__WHAT IS NEEDED__.
Reproduce the following entries verbatim, with the pictures omitted from your answer.

__Layout dataset entries__.
==============================
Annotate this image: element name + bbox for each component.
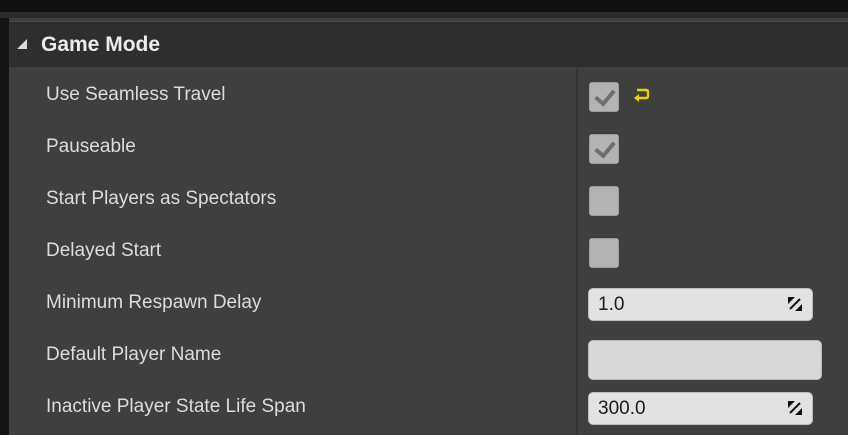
category-header-game-mode[interactable]: Game Mode xyxy=(9,21,848,67)
property-row-pauseable: Pauseable xyxy=(9,121,848,173)
property-row-minimum-respawn-delay: Minimum Respawn Delay 1.0 xyxy=(9,277,848,329)
start-players-as-spectators-checkbox[interactable] xyxy=(589,186,619,216)
inactive-player-state-life-span-input[interactable]: 300.0 xyxy=(588,392,813,425)
property-label: Delayed Start xyxy=(46,240,162,261)
delayed-start-checkbox[interactable] xyxy=(589,238,619,268)
property-label: Default Player Name xyxy=(46,344,222,365)
property-row-default-player-name: Default Player Name xyxy=(9,329,848,381)
property-label: Inactive Player State Life Span xyxy=(46,396,306,417)
pauseable-checkbox[interactable] xyxy=(589,134,619,164)
window-top-strip xyxy=(0,0,848,12)
property-list: Use Seamless Travel Pauseable Start Play… xyxy=(9,69,848,433)
property-row-inactive-player-state-life-span: Inactive Player State Life Span 300.0 xyxy=(9,381,848,433)
checkmark-icon xyxy=(594,136,616,159)
property-label: Minimum Respawn Delay xyxy=(46,292,262,313)
property-label: Pauseable xyxy=(46,136,136,157)
property-row-start-players-as-spectators: Start Players as Spectators xyxy=(9,173,848,225)
minimum-respawn-delay-input[interactable]: 1.0 xyxy=(588,288,813,321)
checkmark-icon xyxy=(594,84,616,107)
default-player-name-input[interactable] xyxy=(588,340,822,380)
category-title: Game Mode xyxy=(41,33,161,56)
field-value: 1.0 xyxy=(598,294,625,315)
property-row-delayed-start: Delayed Start xyxy=(9,225,848,277)
collapse-arrow-icon[interactable] xyxy=(17,39,27,49)
numeric-drag-icon[interactable] xyxy=(788,401,802,415)
property-row-use-seamless-travel: Use Seamless Travel xyxy=(9,69,848,121)
property-label: Start Players as Spectators xyxy=(46,188,277,209)
property-label: Use Seamless Travel xyxy=(46,84,226,105)
reset-to-default-icon[interactable] xyxy=(633,86,651,104)
field-value: 300.0 xyxy=(598,398,646,419)
numeric-drag-icon[interactable] xyxy=(788,297,802,311)
use-seamless-travel-checkbox[interactable] xyxy=(589,82,619,112)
==============================
__ANSWER TO THIS TASK__.
Annotate this image: element name + bbox for each component.
category-header-game-mode[interactable]: Game Mode xyxy=(9,21,848,67)
property-row-pauseable: Pauseable xyxy=(9,121,848,173)
property-row-minimum-respawn-delay: Minimum Respawn Delay 1.0 xyxy=(9,277,848,329)
start-players-as-spectators-checkbox[interactable] xyxy=(589,186,619,216)
inactive-player-state-life-span-input[interactable]: 300.0 xyxy=(588,392,813,425)
property-label: Delayed Start xyxy=(46,240,162,261)
delayed-start-checkbox[interactable] xyxy=(589,238,619,268)
property-label: Default Player Name xyxy=(46,344,222,365)
property-row-default-player-name: Default Player Name xyxy=(9,329,848,381)
property-label: Inactive Player State Life Span xyxy=(46,396,306,417)
pauseable-checkbox[interactable] xyxy=(589,134,619,164)
window-top-strip xyxy=(0,0,848,12)
property-list: Use Seamless Travel Pauseable Start Play… xyxy=(9,69,848,433)
property-row-inactive-player-state-life-span: Inactive Player State Life Span 300.0 xyxy=(9,381,848,433)
checkmark-icon xyxy=(594,136,616,159)
property-label: Minimum Respawn Delay xyxy=(46,292,262,313)
property-label: Pauseable xyxy=(46,136,136,157)
property-row-start-players-as-spectators: Start Players as Spectators xyxy=(9,173,848,225)
minimum-respawn-delay-input[interactable]: 1.0 xyxy=(588,288,813,321)
checkmark-icon xyxy=(594,84,616,107)
default-player-name-input[interactable] xyxy=(588,340,822,380)
category-title: Game Mode xyxy=(41,33,161,56)
field-value: 1.0 xyxy=(598,294,625,315)
property-row-delayed-start: Delayed Start xyxy=(9,225,848,277)
collapse-arrow-icon[interactable] xyxy=(17,39,27,49)
numeric-drag-icon[interactable] xyxy=(788,401,802,415)
property-row-use-seamless-travel: Use Seamless Travel xyxy=(9,69,848,121)
property-label: Start Players as Spectators xyxy=(46,188,277,209)
property-label: Use Seamless Travel xyxy=(46,84,226,105)
reset-to-default-icon[interactable] xyxy=(633,86,651,104)
field-value: 300.0 xyxy=(598,398,646,419)
numeric-drag-icon[interactable] xyxy=(788,297,802,311)
use-seamless-travel-checkbox[interactable] xyxy=(589,82,619,112)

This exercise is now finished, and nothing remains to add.